■ What the task asks
Transcribe each record exactly. Omit the pictures.
%%
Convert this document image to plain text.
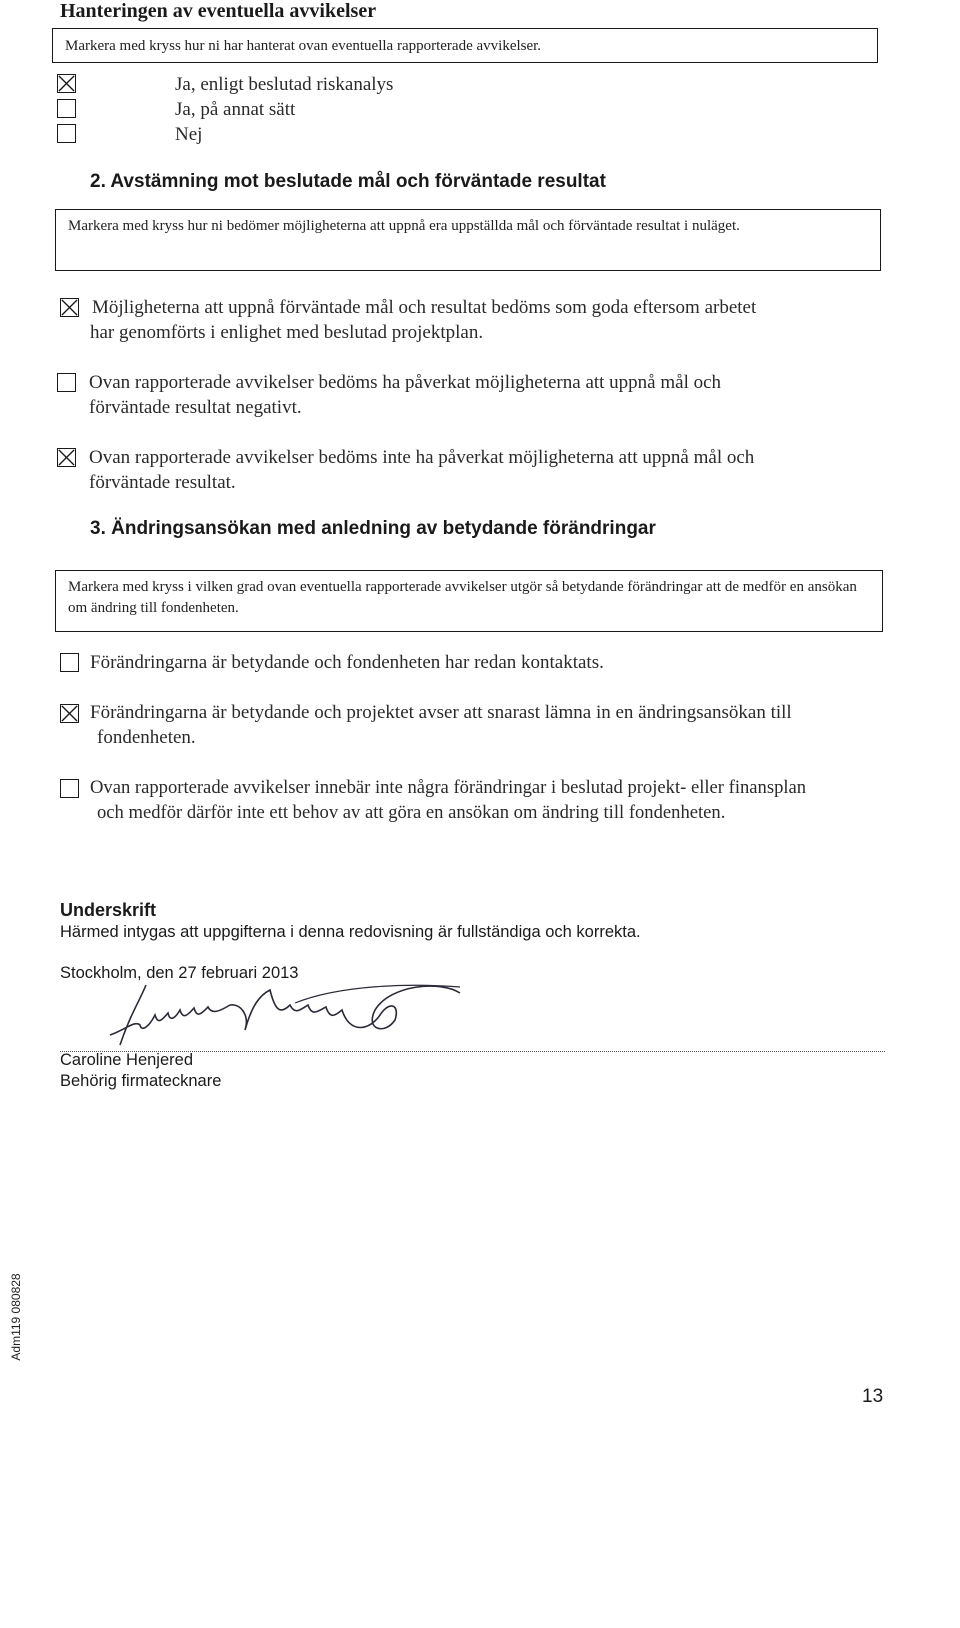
Hanteringen av eventuella avvikelser
Markera med kryss hur ni har hanterat ovan eventuella rapporterade avvikelser.
Ja, enligt beslutad riskanalys
Ja, på annat sätt
Nej
2. Avstämning mot beslutade mål och förväntade resultat
Markera med kryss hur ni bedömer möjligheterna att uppnå era uppställda mål och förväntade resultat i nuläget.
Möjligheterna att uppnå förväntade mål och resultat bedöms som goda eftersom arbetet
har genomförts i enlighet med beslutad projektplan.
Ovan rapporterade avvikelser bedöms ha påverkat möjligheterna att uppnå mål och
förväntade resultat negativt.
Ovan rapporterade avvikelser bedöms inte ha påverkat möjligheterna att uppnå mål och
förväntade resultat.
3. Ändringsansökan med anledning av betydande förändringar
Markera med kryss i vilken grad ovan eventuella rapporterade avvikelser utgör så betydande förändringar att de medför en ansökan om ändring till fondenheten.
Förändringarna är betydande och fondenheten har redan kontaktats.
Förändringarna är betydande och projektet avser att snarast lämna in en ändringsansökan till
fondenheten.
Ovan rapporterade avvikelser innebär inte några förändringar i beslutad projekt- eller finansplan
och medför därför inte ett behov av att göra en ansökan om ändring till fondenheten.
Underskrift
Härmed intygas att uppgifterna i denna redovisning är fullständiga och korrekta.
Stockholm, den 27 februari 2013
Caroline Henjered
Behörig firmatecknare
Adm119 080828
13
%%
■ Output below
Convert this document image to plain text.
Hanteringen av eventuella avvikelser
Markera med kryss hur ni har hanterat ovan eventuella rapporterade avvikelser.
Ja, enligt beslutad riskanalys
Ja, på annat sätt
Nej
2. Avstämning mot beslutade mål och förväntade resultat
Markera med kryss hur ni bedömer möjligheterna att uppnå era uppställda mål och förväntade resultat i nuläget.
Möjligheterna att uppnå förväntade mål och resultat bedöms som goda eftersom arbetet
har genomförts i enlighet med beslutad projektplan.
Ovan rapporterade avvikelser bedöms ha påverkat möjligheterna att uppnå mål och
förväntade resultat negativt.
Ovan rapporterade avvikelser bedöms inte ha påverkat möjligheterna att uppnå mål och
förväntade resultat.
3. Ändringsansökan med anledning av betydande förändringar
Markera med kryss i vilken grad ovan eventuella rapporterade avvikelser utgör så betydande förändringar att de medför en ansökan om ändring till fondenheten.
Förändringarna är betydande och fondenheten har redan kontaktats.
Förändringarna är betydande och projektet avser att snarast lämna in en ändringsansökan till
fondenheten.
Ovan rapporterade avvikelser innebär inte några förändringar i beslutad projekt- eller finansplan
och medför därför inte ett behov av att göra en ansökan om ändring till fondenheten.
Underskrift
Härmed intygas att uppgifterna i denna redovisning är fullständiga och korrekta.
Stockholm, den 27 februari 2013
Caroline Henjered
Behörig firmatecknare
Adm119 080828
13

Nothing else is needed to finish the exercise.